→ **Постановка задачи 1**: Верните из текста участок от «Люди заполняют зал» до «ее непосредственные проявления.» включительно, без изменений.
→ **Постановка задачи 2**: Каким в тексте описан пол в большом зале?

Перейти к содержимому

Terra incógnita

Centro Cultural Recoleta, много людей, Алиса визжит и бегает между людьми и экспонатами. Большой зал со сводами, арками, с высокими потолками и ровным бетонным полом, где можно носиться, а мама и папа не будут без конца одергивать и тормозить. В такой акустике мне самому хочется визжать, хотя я и не умею делать это так пронзительно, как дочь. На стенах висят эко-постеры: дерево с ногами красного цвета, гранат-сердце, солнце теснят черные стенки ущелья, удав глотает земной шарик… Постеры, даже самые талантливые, почему-то напоминают что-то из комнаты подростка 90-х: у кого-то висел Ван Дамм, у кого-то AC/DC, у кого-то Metallica, а кто-то наверняка цеплял скотчем на дверь или на стенку шкафа с красно-черными разводами «под дерево» что-нибудь животрепещущее вроде нежных черных лепестков бархатца в форме и в цветовой гамме знака радиационной опасности.

Люди заполняют зал как кровь желудочки: они то прибывают шаркающей толпой, то исчезают почти совсем. Алиса тянется к постерам. Неестественные правила музеев, где красивые штуки нельзя потрогать, двухлетний малыш воспринимает как нелепость, которой они, в сущности, и являются. Галерея или музей своей атмосферой и логикой создают барьер между человеком и искусством, стену, в которую отчаявшиеся художники потом стучат головой и ногами. «Не бегай, не трогай, не визжи» — осмысляющих жизнь поразительно раздражают ее непосредственные проявления.

→ **Исходные данные**:
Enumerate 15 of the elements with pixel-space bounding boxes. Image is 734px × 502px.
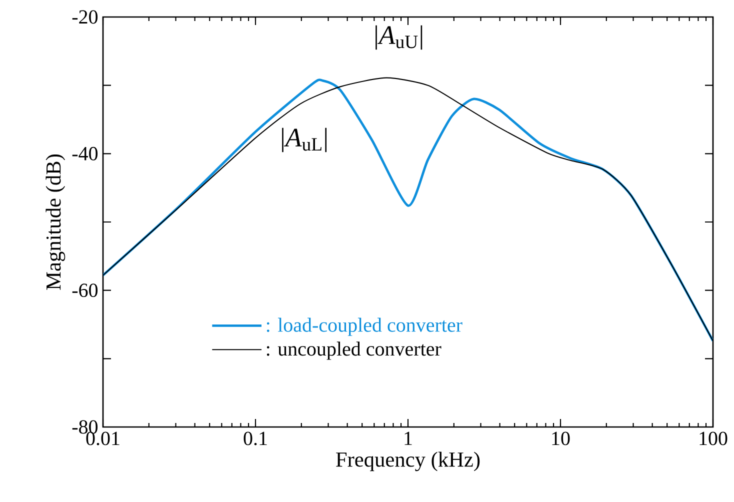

→ **Ответ 1**:
Люди заполняют зал как кровь желудочки: они то прибывают шаркающей толпой, то исчезают почти совсем. Алиса тянется к постерам. Неестественные правила музеев, где красивые штуки нельзя потрогать, двухлетний малыш воспринимает как нелепость, которой они, в сущности, и являются. Галерея или музей своей атмосферой и логикой создают барьер между человеком и искусством, стену, в которую отчаявшиеся художники потом стучат головой и ногами. «Не бегай, не трогай, не визжи» — осмысляющих жизнь поразительно раздражают ее непосредственные проявления.

→ **Ответ 2**: Ровным бетонным.